**GOAL:** Give back the full listing, character for character, with no pictures.

**DATASET CONTENT:**
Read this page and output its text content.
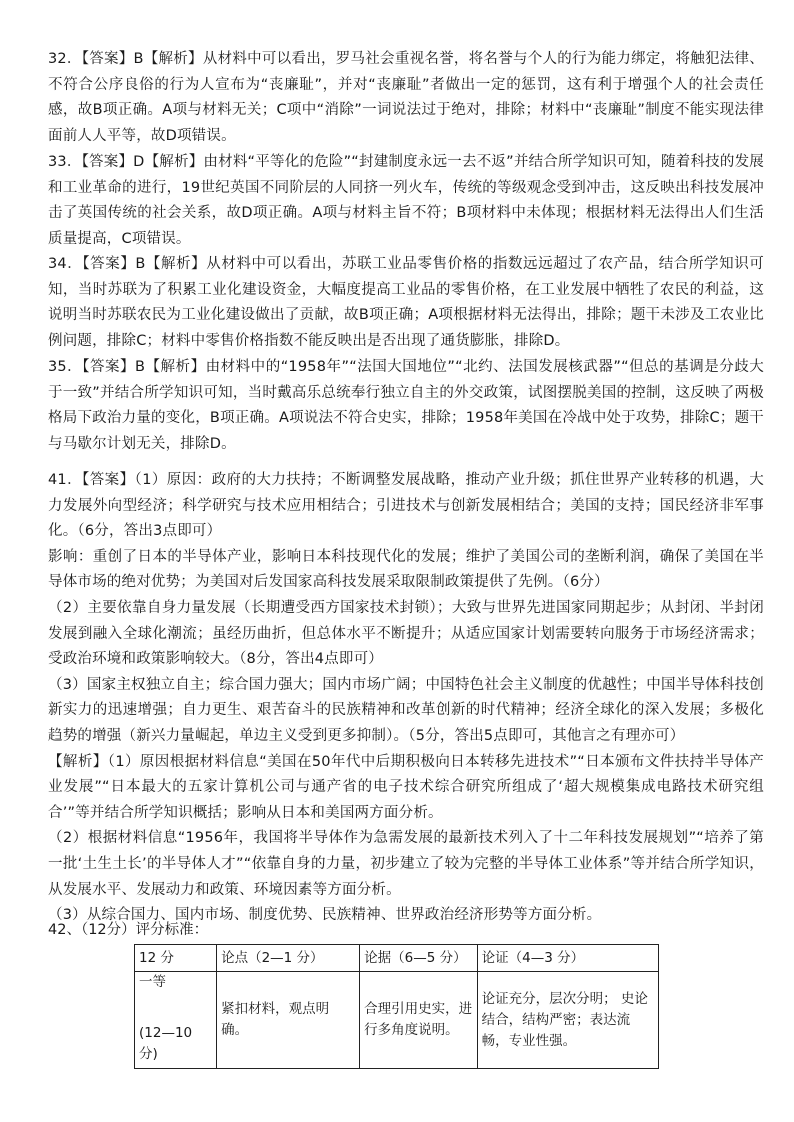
32．【答案】B【解析】从材料中可以看出，罗马社会重视名誉，将名誉与个人的行为能力绑定，将触犯法律、不符合公序良俗的行为人宣布为“丧廉耻”，并对“丧廉耻”者做出一定的惩罚，这有利于增强个人的社会责任感，故B项正确。A项与材料无关；C项中“消除”一词说法过于绝对，排除；材料中“丧廉耻”制度不能实现法律面前人人平等，故D项错误。

33．【答案】D【解析】由材料“平等化的危险”“封建制度永远一去不返”并结合所学知识可知，随着科技的发展和工业革命的进行，19世纪英国不同阶层的人同挤一列火车，传统的等级观念受到冲击，这反映出科技发展冲击了英国传统的社会关系，故D项正确。A项与材料主旨不符；B项材料中未体现；根据材料无法得出人们生活质量提高，C项错误。

34．【答案】B【解析】从材料中可以看出，苏联工业品零售价格的指数远远超过了农产品，结合所学知识可知，当时苏联为了积累工业化建设资金，大幅度提高工业品的零售价格，在工业发展中牺牲了农民的利益，这说明当时苏联农民为工业化建设做出了贡献，故B项正确；A项根据材料无法得出，排除；题干未涉及工农业比例问题，排除C；材料中零售价格指数不能反映出是否出现了通货膨胀，排除D。

35．【答案】B【解析】由材料中的“1958年”“法国大国地位”“北约、法国发展核武器”“但总的基调是分歧大于一致”并结合所学知识可知，当时戴高乐总统奉行独立自主的外交政策，试图摆脱美国的控制，这反映了两极格局下政治力量的变化，B项正确。A项说法不符合史实，排除；1958年美国在冷战中处于攻势，排除C；题干与马歇尔计划无关，排除D。

41．【答案】（1）原因：政府的大力扶持；不断调整发展战略，推动产业升级；抓住世界产业转移的机遇，大力发展外向型经济；科学研究与技术应用相结合；引进技术与创新发展相结合；美国的支持；国民经济非军事化。（6分，答出3点即可）
影响：重创了日本的半导体产业，影响日本科技现代化的发展；维护了美国公司的垄断利润，确保了美国在半导体市场的绝对优势；为美国对后发国家高科技发展采取限制政策提供了先例。（6分）
（2）主要依靠自身力量发展（长期遭受西方国家技术封锁）；大致与世界先进国家同期起步；从封闭、半封闭发展到融入全球化潮流；虽经历曲折，但总体水平不断提升；从适应国家计划需要转向服务于市场经济需求；受政治环境和政策影响较大。（8分，答出4点即可）
（3）国家主权独立自主；综合国力强大；国内市场广阔；中国特色社会主义制度的优越性；中国半导体科技创新实力的迅速增强；自力更生、艰苦奋斗的民族精神和改革创新的时代精神；经济全球化的深入发展；多极化趋势的增强（新兴力量崛起，单边主义受到更多抑制）。（5分，答出5点即可，其他言之有理亦可）
【解析】（1）原因根据材料信息“美国在50年代中后期积极向日本转移先进技术”“日本颁布文件扶持半导体产业发展”“日本最大的五家计算机公司与通产省的电子技术综合研究所组成了‘超大规模集成电路技术研究组合’”等并结合所学知识概括；影响从日本和美国两方面分析。
（2）根据材料信息“1956年，我国将半导体作为急需发展的最新技术列入了十二年科技发展规划”“培养了第一批‘土生土长’的半导体人才”“依靠自身的力量，初步建立了较为完整的半导体工业体系”等并结合所学知识，从发展水平、发展动力和政策、环境因素等方面分析。
（3）从综合国力、国内市场、制度优势、民族精神、世界政治经济形势等方面分析。

42、（12分）评分标准：

12 分	论点（2—1 分）	论据（6—5 分）	论证（4—3 分）

一等
(12—10 分)	紧扣材料，观点明确。	合理引用史实，进行多角度说明。	论证充分，层次分明； 史论结合，结构严密；表达流畅，专业性强。
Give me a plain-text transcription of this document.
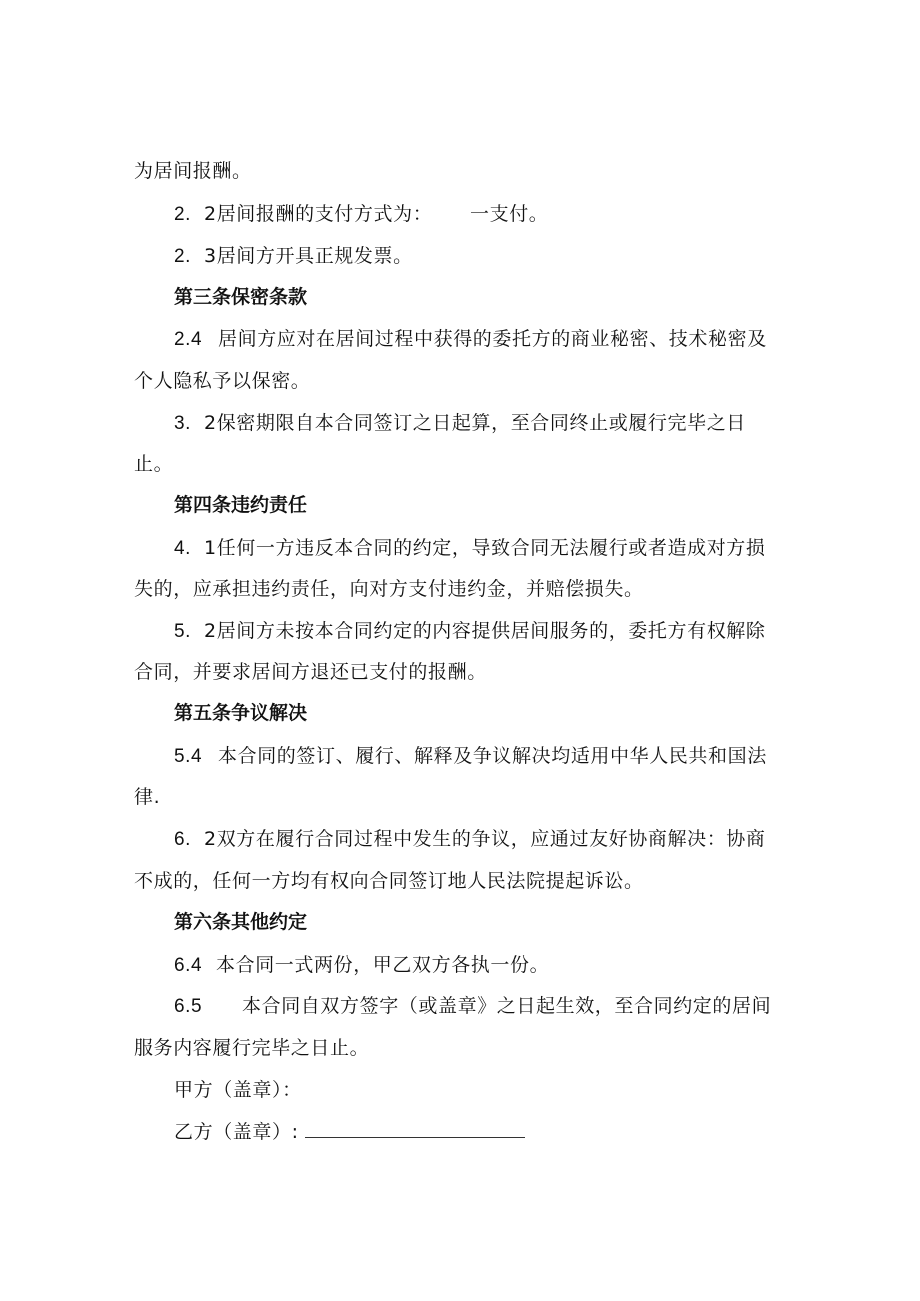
为居间报酬。
2. 2居间报酬的支付方式为： 一支付。
2. 3居间方开具正规发票。
第三条保密条款
2.4 居间方应对在居间过程中获得的委托方的商业秘密、技术秘密及
个人隐私予以保密。
3. 2保密期限自本合同签订之日起算，至合同终止或履行完毕之日
止。
第四条违约责任
4. 1任何一方违反本合同的约定，导致合同无法履行或者造成对方损
失的，应承担违约责任，向对方支付违约金，并赔偿损失。
5. 2居间方未按本合同约定的内容提供居间服务的，委托方有权解除
合同，并要求居间方退还已支付的报酬。
第五条争议解决
5.4 本合同的签订、履行、解释及争议解决均适用中华人民共和国法
律.
6. 2双方在履行合同过程中发生的争议，应通过友好协商解决：协商
不成的，任何一方均有权向合同签订地人民法院提起诉讼。
第六条其他约定
6.4 本合同一式两份，甲乙双方各执一份。
6.5 本合同自双方签字（或盖章》之日起生效，至合同约定的居间
服务内容履行完毕之日止。
甲方（盖章）：
乙方（盖章）:
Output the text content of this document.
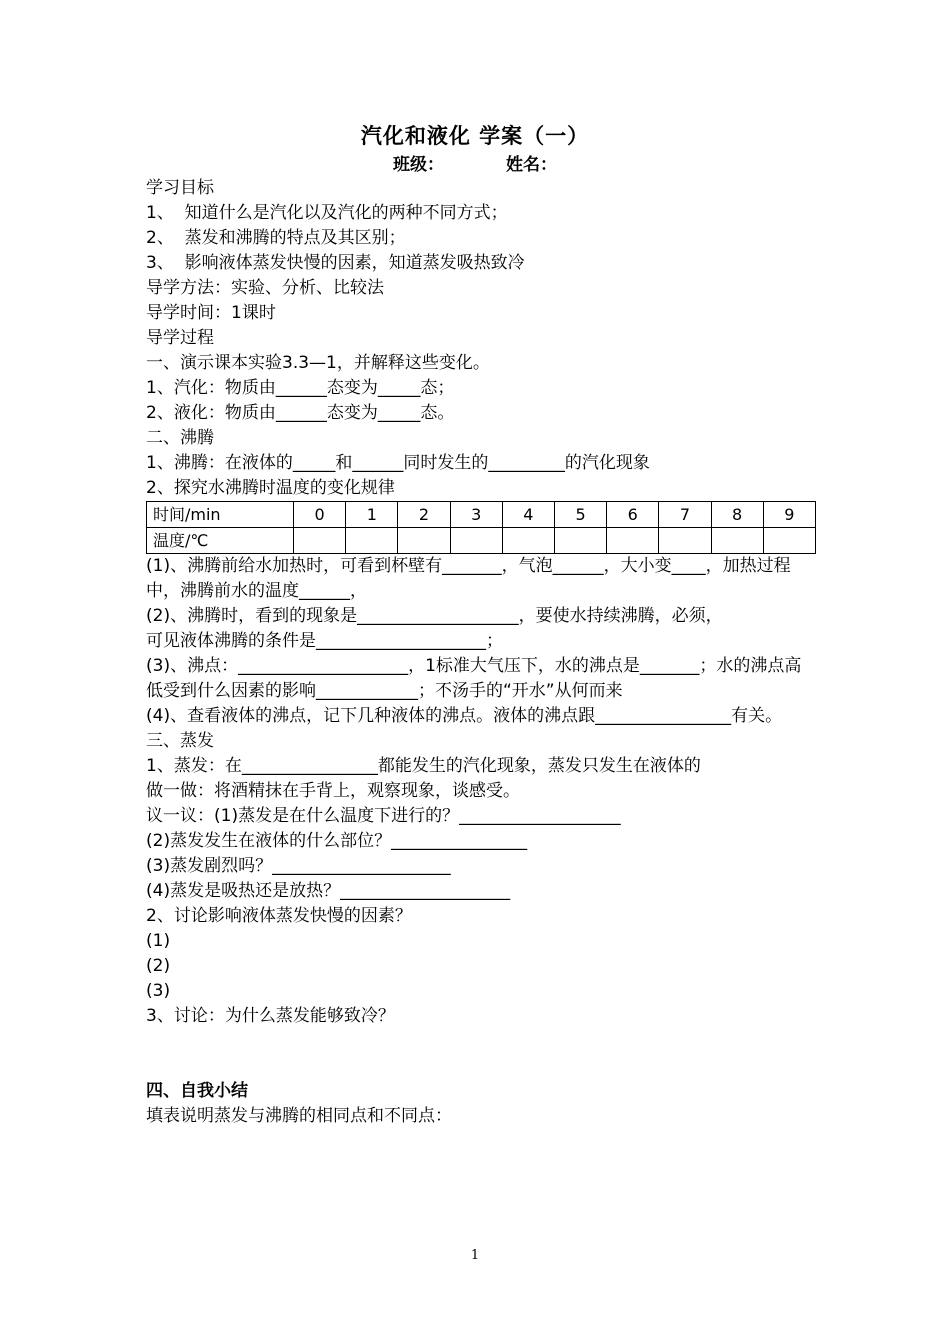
汽化和液化 学案（一）
班级：	姓名：
学习目标
1、  知道什么是汽化以及汽化的两种不同方式；
2、  蒸发和沸腾的特点及其区别；
3、  影响液体蒸发快慢的因素，知道蒸发吸热致冷
导学方法：实验、分析、比较法
导学时间：1课时
导学过程
一、演示课本实验3.3—1，并解释这些变化。
1、汽化：物质由______态变为_____态；
2、液化：物质由______态变为_____态。
二、沸腾
1、沸腾：在液体的_____和______同时发生的_________的汽化现象
2、探究水沸腾时温度的变化规律
时间/min	0	1	2	3	4	5	6	7	8	9
温度/℃										
(1)、沸腾前给水加热时，可看到杯壁有_______，气泡______，大小变____，加热过程中，沸腾前水的温度______，
(2)、沸腾时，看到的现象是___________________，要使水持续沸腾，必须，
可见液体沸腾的条件是____________________；
(3)、沸点：____________________，1标准大气压下，水的沸点是_______；水的沸点高低受到什么因素的影响____________；不汤手的“开水”从何而来
(4)、查看液体的沸点，记下几种液体的沸点。液体的沸点跟________________有关。
三、蒸发
1、蒸发：在________________都能发生的汽化现象，蒸发只发生在液体的
做一做：将酒精抹在手背上，观察现象，谈感受。
议一议：(1)蒸发是在什么温度下进行的？___________________
(2)蒸发发生在液体的什么部位？________________
(3)蒸发剧烈吗？_____________________
(4)蒸发是吸热还是放热？____________________
2、讨论影响液体蒸发快慢的因素？
(1)
(2)
(3)
3、讨论：为什么蒸发能够致冷？
四、自我小结
填表说明蒸发与沸腾的相同点和不同点：
1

**ANSWER IN FULL:**
Read this page and output its text content.
32．【答案】B【解析】从材料中可以看出，罗马社会重视名誉，将名誉与个人的行为能力绑定，将触犯法律、不符合公序良俗的行为人宣布为“丧廉耻”，并对“丧廉耻”者做出一定的惩罚，这有利于增强个人的社会责任感，故B项正确。A项与材料无关；C项中“消除”一词说法过于绝对，排除；材料中“丧廉耻”制度不能实现法律面前人人平等，故D项错误。

33．【答案】D【解析】由材料“平等化的危险”“封建制度永远一去不返”并结合所学知识可知，随着科技的发展和工业革命的进行，19世纪英国不同阶层的人同挤一列火车，传统的等级观念受到冲击，这反映出科技发展冲击了英国传统的社会关系，故D项正确。A项与材料主旨不符；B项材料中未体现；根据材料无法得出人们生活质量提高，C项错误。

34．【答案】B【解析】从材料中可以看出，苏联工业品零售价格的指数远远超过了农产品，结合所学知识可知，当时苏联为了积累工业化建设资金，大幅度提高工业品的零售价格，在工业发展中牺牲了农民的利益，这说明当时苏联农民为工业化建设做出了贡献，故B项正确；A项根据材料无法得出，排除；题干未涉及工农业比例问题，排除C；材料中零售价格指数不能反映出是否出现了通货膨胀，排除D。

35．【答案】B【解析】由材料中的“1958年”“法国大国地位”“北约、法国发展核武器”“但总的基调是分歧大于一致”并结合所学知识可知，当时戴高乐总统奉行独立自主的外交政策，试图摆脱美国的控制，这反映了两极格局下政治力量的变化，B项正确。A项说法不符合史实，排除；1958年美国在冷战中处于攻势，排除C；题干与马歇尔计划无关，排除D。

41．【答案】（1）原因：政府的大力扶持；不断调整发展战略，推动产业升级；抓住世界产业转移的机遇，大力发展外向型经济；科学研究与技术应用相结合；引进技术与创新发展相结合；美国的支持；国民经济非军事化。（6分，答出3点即可）
影响：重创了日本的半导体产业，影响日本科技现代化的发展；维护了美国公司的垄断利润，确保了美国在半导体市场的绝对优势；为美国对后发国家高科技发展采取限制政策提供了先例。（6分）
（2）主要依靠自身力量发展（长期遭受西方国家技术封锁）；大致与世界先进国家同期起步；从封闭、半封闭发展到融入全球化潮流；虽经历曲折，但总体水平不断提升；从适应国家计划需要转向服务于市场经济需求；受政治环境和政策影响较大。（8分，答出4点即可）
（3）国家主权独立自主；综合国力强大；国内市场广阔；中国特色社会主义制度的优越性；中国半导体科技创新实力的迅速增强；自力更生、艰苦奋斗的民族精神和改革创新的时代精神；经济全球化的深入发展；多极化趋势的增强（新兴力量崛起，单边主义受到更多抑制）。（5分，答出5点即可，其他言之有理亦可）
【解析】（1）原因根据材料信息“美国在50年代中后期积极向日本转移先进技术”“日本颁布文件扶持半导体产业发展”“日本最大的五家计算机公司与通产省的电子技术综合研究所组成了‘超大规模集成电路技术研究组合’”等并结合所学知识概括；影响从日本和美国两方面分析。
（2）根据材料信息“1956年，我国将半导体作为急需发展的最新技术列入了十二年科技发展规划”“培养了第一批‘土生土长’的半导体人才”“依靠自身的力量，初步建立了较为完整的半导体工业体系”等并结合所学知识，从发展水平、发展动力和政策、环境因素等方面分析。
（3）从综合国力、国内市场、制度优势、民族精神、世界政治经济形势等方面分析。

42、（12分）评分标准：

12 分	论点（2—1 分）	论据（6—5 分）	论证（4—3 分）

一等
(12—10 分)	紧扣材料，观点明确。	合理引用史实，进行多角度说明。	论证充分，层次分明； 史论结合，结构严密；表达流畅，专业性强。
Give me a plain-text transcription of this document.
为居间报酬。
2. 2居间报酬的支付方式为： 一支付。
2. 3居间方开具正规发票。
第三条保密条款
2.4 居间方应对在居间过程中获得的委托方的商业秘密、技术秘密及
个人隐私予以保密。
3. 2保密期限自本合同签订之日起算，至合同终止或履行完毕之日
止。
第四条违约责任
4. 1任何一方违反本合同的约定，导致合同无法履行或者造成对方损
失的，应承担违约责任，向对方支付违约金，并赔偿损失。
5. 2居间方未按本合同约定的内容提供居间服务的，委托方有权解除
合同，并要求居间方退还已支付的报酬。
第五条争议解决
5.4 本合同的签订、履行、解释及争议解决均适用中华人民共和国法
律.
6. 2双方在履行合同过程中发生的争议，应通过友好协商解决：协商
不成的，任何一方均有权向合同签订地人民法院提起诉讼。
第六条其他约定
6.4 本合同一式两份，甲乙双方各执一份。
6.5 本合同自双方签字（或盖章》之日起生效，至合同约定的居间
服务内容履行完毕之日止。
甲方（盖章）：
乙方（盖章）:
Output the text content of this document.
汽化和液化 学案（一）
班级：	姓名：
学习目标
1、  知道什么是汽化以及汽化的两种不同方式；
2、  蒸发和沸腾的特点及其区别；
3、  影响液体蒸发快慢的因素，知道蒸发吸热致冷
导学方法：实验、分析、比较法
导学时间：1课时
导学过程
一、演示课本实验3.3—1，并解释这些变化。
1、汽化：物质由______态变为_____态；
2、液化：物质由______态变为_____态。
二、沸腾
1、沸腾：在液体的_____和______同时发生的_________的汽化现象
2、探究水沸腾时温度的变化规律
时间/min	0	1	2	3	4	5	6	7	8	9
温度/℃										
(1)、沸腾前给水加热时，可看到杯壁有_______，气泡______，大小变____，加热过程中，沸腾前水的温度______，
(2)、沸腾时，看到的现象是___________________，要使水持续沸腾，必须，
可见液体沸腾的条件是____________________；
(3)、沸点：____________________，1标准大气压下，水的沸点是_______；水的沸点高低受到什么因素的影响____________；不汤手的“开水”从何而来
(4)、查看液体的沸点，记下几种液体的沸点。液体的沸点跟________________有关。
三、蒸发
1、蒸发：在________________都能发生的汽化现象，蒸发只发生在液体的
做一做：将酒精抹在手背上，观察现象，谈感受。
议一议：(1)蒸发是在什么温度下进行的？___________________
(2)蒸发发生在液体的什么部位？________________
(3)蒸发剧烈吗？_____________________
(4)蒸发是吸热还是放热？____________________
2、讨论影响液体蒸发快慢的因素？
(1)
(2)
(3)
3、讨论：为什么蒸发能够致冷？
四、自我小结
填表说明蒸发与沸腾的相同点和不同点：
1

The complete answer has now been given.